Start of Material for this task

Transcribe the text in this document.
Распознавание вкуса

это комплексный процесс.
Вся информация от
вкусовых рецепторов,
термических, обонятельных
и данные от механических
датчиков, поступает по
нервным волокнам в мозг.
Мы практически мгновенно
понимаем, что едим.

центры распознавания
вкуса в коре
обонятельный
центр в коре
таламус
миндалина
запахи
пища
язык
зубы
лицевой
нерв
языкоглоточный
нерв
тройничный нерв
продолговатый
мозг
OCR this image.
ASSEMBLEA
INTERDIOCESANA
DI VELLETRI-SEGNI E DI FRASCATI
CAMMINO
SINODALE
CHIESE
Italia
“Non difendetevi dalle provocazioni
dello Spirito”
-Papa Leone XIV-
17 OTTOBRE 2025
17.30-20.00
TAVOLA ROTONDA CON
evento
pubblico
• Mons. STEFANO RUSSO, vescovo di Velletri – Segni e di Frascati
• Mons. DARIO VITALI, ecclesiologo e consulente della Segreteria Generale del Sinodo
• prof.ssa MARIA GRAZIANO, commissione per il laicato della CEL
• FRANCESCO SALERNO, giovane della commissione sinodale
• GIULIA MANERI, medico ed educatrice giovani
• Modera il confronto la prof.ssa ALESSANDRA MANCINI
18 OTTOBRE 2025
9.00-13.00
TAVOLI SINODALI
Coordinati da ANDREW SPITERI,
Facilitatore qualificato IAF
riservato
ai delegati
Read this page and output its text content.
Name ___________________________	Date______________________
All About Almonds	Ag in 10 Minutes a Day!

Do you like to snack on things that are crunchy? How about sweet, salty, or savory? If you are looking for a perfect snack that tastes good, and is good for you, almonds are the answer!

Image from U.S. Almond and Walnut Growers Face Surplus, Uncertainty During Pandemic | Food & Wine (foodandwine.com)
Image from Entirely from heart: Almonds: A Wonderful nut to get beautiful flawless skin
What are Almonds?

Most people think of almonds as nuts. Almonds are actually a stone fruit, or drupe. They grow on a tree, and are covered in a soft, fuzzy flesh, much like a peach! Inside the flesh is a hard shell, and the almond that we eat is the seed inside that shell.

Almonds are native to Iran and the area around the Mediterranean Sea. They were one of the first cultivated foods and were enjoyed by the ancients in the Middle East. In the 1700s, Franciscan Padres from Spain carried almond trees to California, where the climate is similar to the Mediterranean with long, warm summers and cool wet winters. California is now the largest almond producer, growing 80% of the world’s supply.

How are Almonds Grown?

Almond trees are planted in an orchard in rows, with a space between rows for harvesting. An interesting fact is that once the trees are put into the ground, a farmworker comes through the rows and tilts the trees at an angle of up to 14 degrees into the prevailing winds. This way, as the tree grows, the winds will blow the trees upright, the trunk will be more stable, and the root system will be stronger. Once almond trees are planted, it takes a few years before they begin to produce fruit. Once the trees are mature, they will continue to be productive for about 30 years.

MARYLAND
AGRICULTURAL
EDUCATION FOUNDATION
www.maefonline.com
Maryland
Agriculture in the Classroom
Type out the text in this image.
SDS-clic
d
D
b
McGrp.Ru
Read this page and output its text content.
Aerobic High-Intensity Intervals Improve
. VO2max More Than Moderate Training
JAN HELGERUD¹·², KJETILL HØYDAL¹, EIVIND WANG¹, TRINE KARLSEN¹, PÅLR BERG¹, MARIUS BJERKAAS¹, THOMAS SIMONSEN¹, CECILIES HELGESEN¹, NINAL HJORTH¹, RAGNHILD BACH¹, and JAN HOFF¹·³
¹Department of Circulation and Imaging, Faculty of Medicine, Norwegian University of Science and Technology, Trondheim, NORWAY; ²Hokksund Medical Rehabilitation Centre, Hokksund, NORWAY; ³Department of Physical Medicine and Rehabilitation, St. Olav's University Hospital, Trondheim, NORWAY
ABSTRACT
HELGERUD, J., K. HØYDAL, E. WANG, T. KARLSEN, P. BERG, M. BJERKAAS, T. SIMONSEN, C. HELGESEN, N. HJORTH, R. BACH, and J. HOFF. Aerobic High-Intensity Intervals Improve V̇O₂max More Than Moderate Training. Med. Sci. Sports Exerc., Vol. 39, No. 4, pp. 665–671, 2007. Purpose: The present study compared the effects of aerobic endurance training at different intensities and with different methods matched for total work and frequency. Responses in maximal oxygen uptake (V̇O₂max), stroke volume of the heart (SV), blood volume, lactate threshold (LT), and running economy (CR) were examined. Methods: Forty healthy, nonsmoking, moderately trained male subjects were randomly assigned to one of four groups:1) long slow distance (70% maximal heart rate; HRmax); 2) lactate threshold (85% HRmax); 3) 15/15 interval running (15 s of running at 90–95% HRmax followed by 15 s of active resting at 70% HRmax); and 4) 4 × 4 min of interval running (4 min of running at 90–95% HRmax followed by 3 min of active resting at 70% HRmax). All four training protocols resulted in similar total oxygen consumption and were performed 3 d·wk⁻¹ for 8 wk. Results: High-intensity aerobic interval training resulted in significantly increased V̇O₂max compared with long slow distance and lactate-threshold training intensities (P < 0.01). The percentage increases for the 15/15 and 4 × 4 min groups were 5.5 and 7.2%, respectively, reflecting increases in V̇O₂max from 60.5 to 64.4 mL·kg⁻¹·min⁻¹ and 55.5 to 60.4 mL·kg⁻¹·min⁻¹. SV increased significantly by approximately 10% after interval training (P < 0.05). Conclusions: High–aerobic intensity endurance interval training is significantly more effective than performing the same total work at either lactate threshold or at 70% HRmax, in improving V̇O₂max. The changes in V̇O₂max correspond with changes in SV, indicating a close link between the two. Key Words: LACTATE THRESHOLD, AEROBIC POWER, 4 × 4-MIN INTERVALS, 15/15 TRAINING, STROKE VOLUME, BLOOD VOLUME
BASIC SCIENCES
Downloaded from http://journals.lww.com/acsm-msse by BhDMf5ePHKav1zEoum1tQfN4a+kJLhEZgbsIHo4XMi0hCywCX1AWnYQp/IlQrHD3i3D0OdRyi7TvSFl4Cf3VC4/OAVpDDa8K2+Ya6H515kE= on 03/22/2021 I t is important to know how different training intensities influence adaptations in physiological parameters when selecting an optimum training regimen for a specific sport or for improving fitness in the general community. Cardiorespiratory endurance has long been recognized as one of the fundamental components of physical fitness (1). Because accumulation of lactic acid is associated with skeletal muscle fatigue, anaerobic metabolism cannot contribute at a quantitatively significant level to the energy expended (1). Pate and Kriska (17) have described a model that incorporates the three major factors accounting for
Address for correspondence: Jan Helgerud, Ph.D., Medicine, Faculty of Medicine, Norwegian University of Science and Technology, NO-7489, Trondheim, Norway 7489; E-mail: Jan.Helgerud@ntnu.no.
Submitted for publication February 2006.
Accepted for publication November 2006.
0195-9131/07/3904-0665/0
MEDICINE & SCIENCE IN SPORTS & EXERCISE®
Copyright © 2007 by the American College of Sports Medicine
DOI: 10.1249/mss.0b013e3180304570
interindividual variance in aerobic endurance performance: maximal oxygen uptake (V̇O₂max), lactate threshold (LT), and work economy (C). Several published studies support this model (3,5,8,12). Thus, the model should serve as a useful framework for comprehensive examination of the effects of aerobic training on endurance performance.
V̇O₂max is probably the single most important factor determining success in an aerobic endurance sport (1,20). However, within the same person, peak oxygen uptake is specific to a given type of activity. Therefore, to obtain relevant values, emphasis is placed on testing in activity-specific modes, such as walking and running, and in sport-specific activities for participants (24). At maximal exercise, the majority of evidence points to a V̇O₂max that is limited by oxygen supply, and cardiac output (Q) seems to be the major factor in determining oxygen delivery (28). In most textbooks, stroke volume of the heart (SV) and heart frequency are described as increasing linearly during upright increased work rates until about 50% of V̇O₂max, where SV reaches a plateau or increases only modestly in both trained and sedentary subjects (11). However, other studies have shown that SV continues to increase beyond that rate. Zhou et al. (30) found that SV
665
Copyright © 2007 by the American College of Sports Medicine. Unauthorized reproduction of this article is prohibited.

End of Material for this task

Search the lines above for the string "Norwegian", then show every one that has it.

* **Reply to the exercise**
¹Department of Circulation and Imaging, Faculty of Medicine, Norwegian University of Science and Technology, Trondheim, NORWAY; ²Hokksund Medical Rehabilitation Centre, Hokksund, NORWAY; ³Department of Physical Medicine and Rehabilitation, St. Olav's University Hospital, Trondheim, NORWAY
Address for correspondence: Jan Helgerud, Ph.D., Medicine, Faculty of Medicine, Norwegian University of Science and Technology, NO-7489, Trondheim, Norway 7489; E-mail: Jan.Helgerud@ntnu.no.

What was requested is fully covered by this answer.